Mam nadzieję że w klatce bedzie tak samo jak poza nia takze zobaczymy
Awatar użytkownika
Czerwonaona
Posty: 1093
Rejestracja: ndz sty 21, 2007 1:55 pm
Lokalizacja: Kraków

Re: Uda się???

Post autor: Czerwonaona »

Nie panikuj przede wszystkim bo to do niczego nie prowadzi czasem coś wygląda grozniej niż faktycznie jest a piski potrafia być straszne mimo,że nic się nie dzieje zalezy jakim szczurek jest panikarzem.
Wszystko wygląda okej i nie oddzielaj ich czasem jak już bedą w jednej klatce tylko dlatego,że ten tego wywalił na plecki i ten piszczy tak jeszcze będzie jakiś czas poki wszystko się nie ustali.
Ps>Zalibi jej jak cie czytam w różnych tematach to chyba jeszcze się nie spotkałam z sytuacją,żebyś się do kogoś nie czepiała o coś.
Nie strasz dziewczyny bo co będzie jej winą??nie walneła ich do klatki razem i czekała aż krew będzie się lała tylko przeczytała tematy i jeszcze dopytuje to chyba dobrze.
Zrazić się do forum można normalnie ehhh.

==================================================

**ZADANIA DO WYKONANIA:**
a – Wypisz wszystkie dane z profilu użytkownika Czerwonaona, które podaje fragment z forum o szczurkach. Przy każdej pozycji podaj nazwę pola i jego wartość.
b – Napisz dalszy ciąg fragmentu z forum o szczurkach. Zacznij zaraz po jego ostatnim zdaniu.
Wiersze nie mają tu żadnego znaczenia.

Wyodrębnione wiersze:
==================================================

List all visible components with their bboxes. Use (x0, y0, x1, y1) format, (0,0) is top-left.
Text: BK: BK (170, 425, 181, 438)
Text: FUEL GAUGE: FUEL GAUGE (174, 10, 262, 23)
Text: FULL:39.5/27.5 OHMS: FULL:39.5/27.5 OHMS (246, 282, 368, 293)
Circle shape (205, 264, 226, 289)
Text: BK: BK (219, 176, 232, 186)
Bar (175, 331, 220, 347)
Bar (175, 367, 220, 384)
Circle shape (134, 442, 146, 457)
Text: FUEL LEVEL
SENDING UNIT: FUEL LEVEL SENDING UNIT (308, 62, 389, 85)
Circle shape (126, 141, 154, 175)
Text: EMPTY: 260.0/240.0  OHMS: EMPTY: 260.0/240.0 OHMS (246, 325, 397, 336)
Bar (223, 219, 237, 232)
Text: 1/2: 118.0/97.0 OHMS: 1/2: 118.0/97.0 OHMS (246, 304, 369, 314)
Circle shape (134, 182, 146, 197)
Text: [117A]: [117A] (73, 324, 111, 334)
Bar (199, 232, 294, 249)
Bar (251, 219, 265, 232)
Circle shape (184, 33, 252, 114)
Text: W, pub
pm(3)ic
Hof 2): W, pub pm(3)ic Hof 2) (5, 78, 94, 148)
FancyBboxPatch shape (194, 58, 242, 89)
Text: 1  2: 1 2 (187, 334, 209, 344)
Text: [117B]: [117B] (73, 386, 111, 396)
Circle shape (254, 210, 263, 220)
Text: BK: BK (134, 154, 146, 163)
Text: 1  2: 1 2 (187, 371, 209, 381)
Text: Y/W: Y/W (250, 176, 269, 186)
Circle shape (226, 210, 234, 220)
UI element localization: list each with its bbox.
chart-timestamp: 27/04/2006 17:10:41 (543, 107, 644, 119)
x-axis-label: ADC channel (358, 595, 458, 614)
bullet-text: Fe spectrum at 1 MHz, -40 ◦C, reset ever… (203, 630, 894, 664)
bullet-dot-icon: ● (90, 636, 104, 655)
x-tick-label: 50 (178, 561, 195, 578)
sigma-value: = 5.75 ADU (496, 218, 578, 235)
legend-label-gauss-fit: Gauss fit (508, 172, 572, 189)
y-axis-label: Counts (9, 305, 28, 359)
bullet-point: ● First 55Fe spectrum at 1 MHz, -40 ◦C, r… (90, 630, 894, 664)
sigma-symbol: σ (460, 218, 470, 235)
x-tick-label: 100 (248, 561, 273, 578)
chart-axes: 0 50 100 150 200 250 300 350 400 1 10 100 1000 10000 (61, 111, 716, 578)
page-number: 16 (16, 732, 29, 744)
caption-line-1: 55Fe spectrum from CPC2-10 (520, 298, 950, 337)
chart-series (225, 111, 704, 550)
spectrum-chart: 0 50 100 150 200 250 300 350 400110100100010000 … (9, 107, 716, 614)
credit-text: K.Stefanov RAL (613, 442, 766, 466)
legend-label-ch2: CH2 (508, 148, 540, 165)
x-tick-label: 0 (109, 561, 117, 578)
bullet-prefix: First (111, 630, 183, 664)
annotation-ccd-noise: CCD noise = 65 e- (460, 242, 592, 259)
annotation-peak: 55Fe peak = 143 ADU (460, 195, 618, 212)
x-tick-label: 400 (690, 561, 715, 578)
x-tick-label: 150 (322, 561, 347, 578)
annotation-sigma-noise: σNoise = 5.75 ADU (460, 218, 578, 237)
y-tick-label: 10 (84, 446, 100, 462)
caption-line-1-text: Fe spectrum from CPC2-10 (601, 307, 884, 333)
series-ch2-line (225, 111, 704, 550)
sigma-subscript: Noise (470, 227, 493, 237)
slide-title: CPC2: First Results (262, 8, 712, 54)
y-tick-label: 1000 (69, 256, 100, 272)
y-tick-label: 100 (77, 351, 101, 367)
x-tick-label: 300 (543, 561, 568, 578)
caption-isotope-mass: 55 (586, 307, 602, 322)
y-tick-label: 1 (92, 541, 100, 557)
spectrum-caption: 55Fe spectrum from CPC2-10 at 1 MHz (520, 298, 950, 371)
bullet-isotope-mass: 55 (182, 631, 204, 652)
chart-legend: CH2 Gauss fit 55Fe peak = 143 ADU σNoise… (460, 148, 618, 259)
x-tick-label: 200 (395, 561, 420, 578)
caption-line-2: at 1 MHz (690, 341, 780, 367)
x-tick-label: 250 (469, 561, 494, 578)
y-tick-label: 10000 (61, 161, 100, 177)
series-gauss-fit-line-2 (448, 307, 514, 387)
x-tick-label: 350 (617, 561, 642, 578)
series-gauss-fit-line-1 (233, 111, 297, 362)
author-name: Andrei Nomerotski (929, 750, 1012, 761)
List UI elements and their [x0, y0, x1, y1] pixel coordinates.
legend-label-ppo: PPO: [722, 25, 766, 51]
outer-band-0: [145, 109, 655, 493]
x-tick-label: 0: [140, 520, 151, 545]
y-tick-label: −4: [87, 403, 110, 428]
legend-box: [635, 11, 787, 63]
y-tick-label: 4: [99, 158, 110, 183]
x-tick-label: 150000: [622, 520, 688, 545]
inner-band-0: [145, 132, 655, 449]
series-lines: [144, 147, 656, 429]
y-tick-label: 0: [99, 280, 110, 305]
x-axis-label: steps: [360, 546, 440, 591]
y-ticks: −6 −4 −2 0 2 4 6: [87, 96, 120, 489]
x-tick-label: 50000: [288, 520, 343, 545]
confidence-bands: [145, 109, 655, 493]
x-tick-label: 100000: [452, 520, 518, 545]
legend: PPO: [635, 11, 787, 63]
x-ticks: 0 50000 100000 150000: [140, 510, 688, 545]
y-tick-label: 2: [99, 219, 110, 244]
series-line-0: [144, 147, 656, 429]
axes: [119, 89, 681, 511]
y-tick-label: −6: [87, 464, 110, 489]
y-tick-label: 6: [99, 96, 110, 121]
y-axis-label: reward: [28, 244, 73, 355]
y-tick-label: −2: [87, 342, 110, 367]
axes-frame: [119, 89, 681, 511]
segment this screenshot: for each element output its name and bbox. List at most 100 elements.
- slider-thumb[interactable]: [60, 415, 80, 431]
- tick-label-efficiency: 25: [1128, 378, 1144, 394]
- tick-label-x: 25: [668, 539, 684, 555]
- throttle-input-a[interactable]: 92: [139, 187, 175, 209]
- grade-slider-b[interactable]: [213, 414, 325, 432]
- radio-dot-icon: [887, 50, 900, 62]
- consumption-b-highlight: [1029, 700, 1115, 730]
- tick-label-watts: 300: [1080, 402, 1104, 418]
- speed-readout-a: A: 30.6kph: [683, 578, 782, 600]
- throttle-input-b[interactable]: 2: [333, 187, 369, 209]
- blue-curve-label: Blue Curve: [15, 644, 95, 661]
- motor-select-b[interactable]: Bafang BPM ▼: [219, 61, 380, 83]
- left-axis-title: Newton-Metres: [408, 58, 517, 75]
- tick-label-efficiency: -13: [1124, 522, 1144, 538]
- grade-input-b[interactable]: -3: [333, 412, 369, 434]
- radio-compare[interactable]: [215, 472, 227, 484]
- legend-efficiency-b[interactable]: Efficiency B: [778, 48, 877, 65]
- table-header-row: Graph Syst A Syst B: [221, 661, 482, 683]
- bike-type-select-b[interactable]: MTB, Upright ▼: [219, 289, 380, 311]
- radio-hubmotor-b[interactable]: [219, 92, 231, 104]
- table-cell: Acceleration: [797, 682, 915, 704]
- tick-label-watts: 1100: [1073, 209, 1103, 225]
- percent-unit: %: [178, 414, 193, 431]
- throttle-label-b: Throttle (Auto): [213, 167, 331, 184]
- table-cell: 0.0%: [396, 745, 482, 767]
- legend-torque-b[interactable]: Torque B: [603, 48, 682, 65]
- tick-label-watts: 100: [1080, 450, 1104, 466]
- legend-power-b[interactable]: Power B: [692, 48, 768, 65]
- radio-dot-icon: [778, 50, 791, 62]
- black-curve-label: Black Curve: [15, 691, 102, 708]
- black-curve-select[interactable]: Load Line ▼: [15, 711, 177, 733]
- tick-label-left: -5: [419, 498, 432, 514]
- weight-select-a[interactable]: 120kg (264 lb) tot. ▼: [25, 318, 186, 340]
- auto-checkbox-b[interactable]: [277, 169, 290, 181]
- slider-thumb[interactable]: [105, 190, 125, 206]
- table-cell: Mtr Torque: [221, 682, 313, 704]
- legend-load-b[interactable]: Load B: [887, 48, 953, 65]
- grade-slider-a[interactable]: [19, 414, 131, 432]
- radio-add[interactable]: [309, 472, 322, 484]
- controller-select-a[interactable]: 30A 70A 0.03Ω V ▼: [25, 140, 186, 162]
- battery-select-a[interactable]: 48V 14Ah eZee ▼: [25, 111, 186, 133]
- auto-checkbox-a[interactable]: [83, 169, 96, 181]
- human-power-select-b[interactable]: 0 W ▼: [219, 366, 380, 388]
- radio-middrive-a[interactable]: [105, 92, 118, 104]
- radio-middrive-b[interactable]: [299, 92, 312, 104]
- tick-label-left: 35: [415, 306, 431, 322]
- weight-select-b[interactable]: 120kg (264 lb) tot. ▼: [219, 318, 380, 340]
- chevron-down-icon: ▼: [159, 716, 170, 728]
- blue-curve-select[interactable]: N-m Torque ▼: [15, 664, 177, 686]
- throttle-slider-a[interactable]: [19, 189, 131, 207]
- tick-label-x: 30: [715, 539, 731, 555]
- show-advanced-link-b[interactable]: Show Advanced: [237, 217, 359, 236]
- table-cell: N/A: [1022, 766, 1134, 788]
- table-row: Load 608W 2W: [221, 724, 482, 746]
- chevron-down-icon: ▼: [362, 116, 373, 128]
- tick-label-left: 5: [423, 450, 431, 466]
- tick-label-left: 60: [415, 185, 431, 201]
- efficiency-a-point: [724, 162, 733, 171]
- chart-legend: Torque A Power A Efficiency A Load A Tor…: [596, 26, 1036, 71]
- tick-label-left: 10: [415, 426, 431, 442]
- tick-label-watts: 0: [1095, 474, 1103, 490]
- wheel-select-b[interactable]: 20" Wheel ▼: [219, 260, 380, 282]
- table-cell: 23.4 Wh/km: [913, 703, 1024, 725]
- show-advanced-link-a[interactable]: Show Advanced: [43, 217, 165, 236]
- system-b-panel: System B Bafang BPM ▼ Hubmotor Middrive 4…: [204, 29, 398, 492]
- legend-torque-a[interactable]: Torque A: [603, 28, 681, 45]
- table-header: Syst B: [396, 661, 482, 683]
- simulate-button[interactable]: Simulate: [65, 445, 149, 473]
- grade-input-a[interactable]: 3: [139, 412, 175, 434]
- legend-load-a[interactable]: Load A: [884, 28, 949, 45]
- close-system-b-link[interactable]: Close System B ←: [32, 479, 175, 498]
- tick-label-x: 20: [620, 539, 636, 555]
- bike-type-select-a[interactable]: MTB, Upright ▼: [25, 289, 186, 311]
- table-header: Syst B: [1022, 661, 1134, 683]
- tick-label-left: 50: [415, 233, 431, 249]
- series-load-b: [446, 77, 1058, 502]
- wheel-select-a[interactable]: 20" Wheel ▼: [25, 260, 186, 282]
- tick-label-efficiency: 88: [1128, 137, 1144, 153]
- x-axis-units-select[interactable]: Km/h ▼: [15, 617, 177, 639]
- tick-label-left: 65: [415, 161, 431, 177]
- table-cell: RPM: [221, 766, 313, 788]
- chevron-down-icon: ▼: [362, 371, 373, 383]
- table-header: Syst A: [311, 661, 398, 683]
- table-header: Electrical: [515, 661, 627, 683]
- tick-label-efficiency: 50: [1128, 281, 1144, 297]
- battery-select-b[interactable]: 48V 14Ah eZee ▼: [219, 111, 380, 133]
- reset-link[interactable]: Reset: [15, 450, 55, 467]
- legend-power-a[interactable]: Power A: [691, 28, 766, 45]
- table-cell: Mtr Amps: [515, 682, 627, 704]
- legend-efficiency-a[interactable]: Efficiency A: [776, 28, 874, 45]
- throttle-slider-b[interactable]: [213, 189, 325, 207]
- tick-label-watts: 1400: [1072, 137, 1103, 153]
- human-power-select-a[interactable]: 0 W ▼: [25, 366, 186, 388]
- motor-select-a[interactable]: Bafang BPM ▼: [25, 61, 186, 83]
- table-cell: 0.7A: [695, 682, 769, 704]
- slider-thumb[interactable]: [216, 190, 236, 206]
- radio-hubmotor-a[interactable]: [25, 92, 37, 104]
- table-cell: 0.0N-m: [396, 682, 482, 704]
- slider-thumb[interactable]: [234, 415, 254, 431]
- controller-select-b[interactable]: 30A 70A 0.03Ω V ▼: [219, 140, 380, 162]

==================================================

**ROZWIĄZANE ZADANIA:**
a –
Posty: 1093
Rejestracja: ndz sty 21, 2007 1:55 pm
Lokalizacja: Kraków

b –
Pozdrowionka i czekam na wieści z łączenia.
izula
Posty: 167
Rejestracja: czw lip 26, 2007 11:48 pm
Lokalizacja: sochaczew

Re: Uda się???

Post autor: izula »

Nie no spoko widocznie zalbi ma taki charakter >:D tylko zamiast przeanalizowac sytuacje to wali standardowe odpowiedzi i rady , które udziela się praktycznie każemu kto ma wiekszy czy mniejszy problem no cóż , u mnie jest taka sytuacja ze szczury sie nie gryzą, ale najlepiej poweidzieć komuś to samo co przeczytał w setce innych postów, zamiast przeprowadzić analizę sytuacji i może znalezć inny sposób na połaczenie ich, może nie wszystkie sposoby które są tu opisane nie zawsze się sprawdzają, raz się udaje raz nie no ale mimo tego setka osób pisze tak to choćby działo sie nie wiem co to trzeba tak robić bo to ma dać rezultaty... ja nie do końca się zgodzę na to co piszą ..

dzis chłopaki znów biegaja po łózku, jest spokój, razem spią, szukają się może dziś zdecyduję się władowac ich do klatki
izula
Posty: 167
Rejestracja: czw lip 26, 2007 11:48 pm
Lokalizacja: sochaczew

Re: Uda się???

Post autor: izula »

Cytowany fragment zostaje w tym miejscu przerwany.